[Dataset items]

* Begin *

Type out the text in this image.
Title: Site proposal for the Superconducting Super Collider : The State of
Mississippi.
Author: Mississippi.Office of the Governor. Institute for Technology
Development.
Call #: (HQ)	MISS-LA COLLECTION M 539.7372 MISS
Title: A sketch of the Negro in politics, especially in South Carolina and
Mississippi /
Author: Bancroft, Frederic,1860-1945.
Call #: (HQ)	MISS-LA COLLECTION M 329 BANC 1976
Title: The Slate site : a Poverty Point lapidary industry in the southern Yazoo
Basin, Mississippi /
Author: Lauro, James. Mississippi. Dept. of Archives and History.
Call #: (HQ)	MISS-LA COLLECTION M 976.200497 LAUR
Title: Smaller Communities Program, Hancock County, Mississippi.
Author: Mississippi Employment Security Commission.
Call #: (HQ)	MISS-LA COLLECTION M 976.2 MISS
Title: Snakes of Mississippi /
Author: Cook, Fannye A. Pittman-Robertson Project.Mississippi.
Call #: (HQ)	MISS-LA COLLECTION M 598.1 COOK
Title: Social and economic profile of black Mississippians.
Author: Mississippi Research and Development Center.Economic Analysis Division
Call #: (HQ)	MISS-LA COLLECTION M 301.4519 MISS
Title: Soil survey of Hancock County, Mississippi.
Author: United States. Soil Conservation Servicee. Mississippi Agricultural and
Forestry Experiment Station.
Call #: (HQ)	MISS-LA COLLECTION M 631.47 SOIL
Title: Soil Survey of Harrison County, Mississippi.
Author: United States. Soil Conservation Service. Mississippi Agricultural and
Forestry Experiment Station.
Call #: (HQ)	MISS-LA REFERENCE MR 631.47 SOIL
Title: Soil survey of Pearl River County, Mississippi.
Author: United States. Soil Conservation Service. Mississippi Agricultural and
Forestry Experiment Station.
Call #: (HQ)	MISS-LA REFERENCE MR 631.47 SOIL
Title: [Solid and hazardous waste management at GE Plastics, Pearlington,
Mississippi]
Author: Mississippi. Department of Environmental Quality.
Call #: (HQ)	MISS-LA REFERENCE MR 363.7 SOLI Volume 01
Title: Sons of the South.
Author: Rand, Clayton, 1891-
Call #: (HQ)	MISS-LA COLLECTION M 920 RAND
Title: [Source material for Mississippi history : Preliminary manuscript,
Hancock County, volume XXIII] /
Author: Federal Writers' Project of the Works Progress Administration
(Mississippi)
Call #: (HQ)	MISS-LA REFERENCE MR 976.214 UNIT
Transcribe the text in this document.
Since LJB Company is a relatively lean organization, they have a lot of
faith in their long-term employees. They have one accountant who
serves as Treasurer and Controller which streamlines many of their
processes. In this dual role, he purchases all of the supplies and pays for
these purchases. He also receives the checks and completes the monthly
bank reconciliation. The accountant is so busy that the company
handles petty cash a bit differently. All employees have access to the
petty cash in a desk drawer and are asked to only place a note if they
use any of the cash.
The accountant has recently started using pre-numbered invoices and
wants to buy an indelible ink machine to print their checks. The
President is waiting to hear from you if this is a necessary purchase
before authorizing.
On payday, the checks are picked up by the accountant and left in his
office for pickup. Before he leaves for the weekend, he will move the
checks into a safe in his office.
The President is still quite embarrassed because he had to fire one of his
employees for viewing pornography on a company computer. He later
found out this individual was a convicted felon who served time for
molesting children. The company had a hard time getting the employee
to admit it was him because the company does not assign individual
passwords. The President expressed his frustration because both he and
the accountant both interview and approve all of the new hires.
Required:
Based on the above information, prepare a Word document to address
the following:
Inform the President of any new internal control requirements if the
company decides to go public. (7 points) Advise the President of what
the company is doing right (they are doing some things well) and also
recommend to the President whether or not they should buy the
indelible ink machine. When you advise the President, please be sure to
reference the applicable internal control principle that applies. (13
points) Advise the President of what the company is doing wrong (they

* End *

● **What the task requires**: Read the entries above, then pull out the lines that include "purchases".

● **Result**:
processes. In this dual role, he purchases all of the supplies and pays for
these purchases. He also receives the checks and completes the monthly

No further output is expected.